== Short exercise ==
You are to retype all of the data exactly as it appears.

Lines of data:
━━━━
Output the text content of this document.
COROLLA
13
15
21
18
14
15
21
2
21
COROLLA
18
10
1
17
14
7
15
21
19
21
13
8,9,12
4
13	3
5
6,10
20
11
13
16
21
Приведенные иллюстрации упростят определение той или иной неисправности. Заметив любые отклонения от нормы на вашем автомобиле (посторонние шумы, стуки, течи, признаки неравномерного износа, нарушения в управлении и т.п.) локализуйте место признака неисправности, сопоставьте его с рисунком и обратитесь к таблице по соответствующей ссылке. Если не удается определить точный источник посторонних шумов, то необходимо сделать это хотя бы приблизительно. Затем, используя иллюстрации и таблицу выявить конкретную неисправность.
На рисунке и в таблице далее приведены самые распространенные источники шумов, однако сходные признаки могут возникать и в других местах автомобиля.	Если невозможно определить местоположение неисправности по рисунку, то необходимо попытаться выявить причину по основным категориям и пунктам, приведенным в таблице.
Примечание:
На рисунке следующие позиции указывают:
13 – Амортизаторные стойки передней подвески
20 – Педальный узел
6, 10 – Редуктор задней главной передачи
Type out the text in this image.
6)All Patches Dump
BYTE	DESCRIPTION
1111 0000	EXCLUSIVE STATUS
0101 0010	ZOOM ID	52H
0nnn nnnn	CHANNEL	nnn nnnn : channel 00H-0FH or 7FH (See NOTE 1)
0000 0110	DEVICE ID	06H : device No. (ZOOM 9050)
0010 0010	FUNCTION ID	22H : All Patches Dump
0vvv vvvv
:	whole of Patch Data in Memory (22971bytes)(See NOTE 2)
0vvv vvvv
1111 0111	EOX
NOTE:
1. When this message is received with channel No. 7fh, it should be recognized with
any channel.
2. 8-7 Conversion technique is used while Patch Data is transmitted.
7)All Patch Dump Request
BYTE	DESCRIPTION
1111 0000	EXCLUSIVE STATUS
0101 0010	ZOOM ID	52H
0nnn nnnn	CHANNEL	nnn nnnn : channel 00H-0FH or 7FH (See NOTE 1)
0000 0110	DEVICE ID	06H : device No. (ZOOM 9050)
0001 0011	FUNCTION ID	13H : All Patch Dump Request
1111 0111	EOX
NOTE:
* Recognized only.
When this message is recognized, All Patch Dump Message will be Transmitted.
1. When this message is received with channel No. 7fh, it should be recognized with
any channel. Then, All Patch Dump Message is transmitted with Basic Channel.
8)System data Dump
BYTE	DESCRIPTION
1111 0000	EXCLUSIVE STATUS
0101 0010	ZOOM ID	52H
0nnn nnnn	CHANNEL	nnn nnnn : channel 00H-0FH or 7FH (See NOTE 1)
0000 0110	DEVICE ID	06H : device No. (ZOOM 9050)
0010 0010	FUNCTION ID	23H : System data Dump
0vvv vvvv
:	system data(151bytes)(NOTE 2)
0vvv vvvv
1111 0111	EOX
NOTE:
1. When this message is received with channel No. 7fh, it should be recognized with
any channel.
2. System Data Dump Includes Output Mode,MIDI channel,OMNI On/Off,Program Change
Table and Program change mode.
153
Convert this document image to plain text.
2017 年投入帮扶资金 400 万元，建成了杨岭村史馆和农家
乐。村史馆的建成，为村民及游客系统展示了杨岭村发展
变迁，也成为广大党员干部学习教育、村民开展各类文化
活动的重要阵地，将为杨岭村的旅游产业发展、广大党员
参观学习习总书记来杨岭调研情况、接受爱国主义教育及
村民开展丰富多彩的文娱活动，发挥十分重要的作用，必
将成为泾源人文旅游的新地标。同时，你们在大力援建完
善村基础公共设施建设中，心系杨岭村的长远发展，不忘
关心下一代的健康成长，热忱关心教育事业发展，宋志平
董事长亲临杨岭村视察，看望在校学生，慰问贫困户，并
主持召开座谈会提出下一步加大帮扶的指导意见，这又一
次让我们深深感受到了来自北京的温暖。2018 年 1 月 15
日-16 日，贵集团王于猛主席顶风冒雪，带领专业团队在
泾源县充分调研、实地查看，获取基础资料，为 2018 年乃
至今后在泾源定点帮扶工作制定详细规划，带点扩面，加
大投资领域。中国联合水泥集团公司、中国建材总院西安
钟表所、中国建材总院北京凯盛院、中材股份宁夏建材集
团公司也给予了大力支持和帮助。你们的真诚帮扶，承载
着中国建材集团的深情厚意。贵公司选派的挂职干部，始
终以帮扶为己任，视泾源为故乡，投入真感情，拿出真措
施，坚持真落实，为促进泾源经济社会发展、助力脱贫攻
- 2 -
━━━━
== Completed task ==
Output the text content of this document.
COROLLA
13
15
21
18
14
15
21
2
21
COROLLA
18
10
1
17
14
7
15
21
19
21
13
8,9,12
4
13	3
5
6,10
20
11
13
16
21
Приведенные иллюстрации упростят определение той или иной неисправности. Заметив любые отклонения от нормы на вашем автомобиле (посторонние шумы, стуки, течи, признаки неравномерного износа, нарушения в управлении и т.п.) локализуйте место признака неисправности, сопоставьте его с рисунком и обратитесь к таблице по соответствующей ссылке. Если не удается определить точный источник посторонних шумов, то необходимо сделать это хотя бы приблизительно. Затем, используя иллюстрации и таблицу выявить конкретную неисправность.
На рисунке и в таблице далее приведены самые распространенные источники шумов, однако сходные признаки могут возникать и в других местах автомобиля.	Если невозможно определить местоположение неисправности по рисунку, то необходимо попытаться выявить причину по основным категориям и пунктам, приведенным в таблице.
Примечание:
На рисунке следующие позиции указывают:
13 – Амортизаторные стойки передней подвески
20 – Педальный узел
6, 10 – Редуктор задней главной передачи
Type out the text in this image.
6)All Patches Dump
BYTE	DESCRIPTION
1111 0000	EXCLUSIVE STATUS
0101 0010	ZOOM ID	52H
0nnn nnnn	CHANNEL	nnn nnnn : channel 00H-0FH or 7FH (See NOTE 1)
0000 0110	DEVICE ID	06H : device No. (ZOOM 9050)
0010 0010	FUNCTION ID	22H : All Patches Dump
0vvv vvvv
:	whole of Patch Data in Memory (22971bytes)(See NOTE 2)
0vvv vvvv
1111 0111	EOX
NOTE:
1. When this message is received with channel No. 7fh, it should be recognized with
any channel.
2. 8-7 Conversion technique is used while Patch Data is transmitted.
7)All Patch Dump Request
BYTE	DESCRIPTION
1111 0000	EXCLUSIVE STATUS
0101 0010	ZOOM ID	52H
0nnn nnnn	CHANNEL	nnn nnnn : channel 00H-0FH or 7FH (See NOTE 1)
0000 0110	DEVICE ID	06H : device No. (ZOOM 9050)
0001 0011	FUNCTION ID	13H : All Patch Dump Request
1111 0111	EOX
NOTE:
* Recognized only.
When this message is recognized, All Patch Dump Message will be Transmitted.
1. When this message is received with channel No. 7fh, it should be recognized with
any channel. Then, All Patch Dump Message is transmitted with Basic Channel.
8)System data Dump
BYTE	DESCRIPTION
1111 0000	EXCLUSIVE STATUS
0101 0010	ZOOM ID	52H
0nnn nnnn	CHANNEL	nnn nnnn : channel 00H-0FH or 7FH (See NOTE 1)
0000 0110	DEVICE ID	06H : device No. (ZOOM 9050)
0010 0010	FUNCTION ID	23H : System data Dump
0vvv vvvv
:	system data(151bytes)(NOTE 2)
0vvv vvvv
1111 0111	EOX
NOTE:
1. When this message is received with channel No. 7fh, it should be recognized with
any channel.
2. System Data Dump Includes Output Mode,MIDI channel,OMNI On/Off,Program Change
Table and Program change mode.
153
Convert this document image to plain text.
2017 年投入帮扶资金 400 万元，建成了杨岭村史馆和农家
乐。村史馆的建成，为村民及游客系统展示了杨岭村发展
变迁，也成为广大党员干部学习教育、村民开展各类文化
活动的重要阵地，将为杨岭村的旅游产业发展、广大党员
参观学习习总书记来杨岭调研情况、接受爱国主义教育及
村民开展丰富多彩的文娱活动，发挥十分重要的作用，必
将成为泾源人文旅游的新地标。同时，你们在大力援建完
善村基础公共设施建设中，心系杨岭村的长远发展，不忘
关心下一代的健康成长，热忱关心教育事业发展，宋志平
董事长亲临杨岭村视察，看望在校学生，慰问贫困户，并
主持召开座谈会提出下一步加大帮扶的指导意见，这又一
次让我们深深感受到了来自北京的温暖。2018 年 1 月 15
日-16 日，贵集团王于猛主席顶风冒雪，带领专业团队在
泾源县充分调研、实地查看，获取基础资料，为 2018 年乃
至今后在泾源定点帮扶工作制定详细规划，带点扩面，加
大投资领域。中国联合水泥集团公司、中国建材总院西安
钟表所、中国建材总院北京凯盛院、中材股份宁夏建材集
团公司也给予了大力支持和帮助。你们的真诚帮扶，承载
着中国建材集团的深情厚意。贵公司选派的挂职干部，始
终以帮扶为己任，视泾源为故乡，投入真感情，拿出真措
施，坚持真落实，为促进泾源经济社会发展、助力脱贫攻
- 2 -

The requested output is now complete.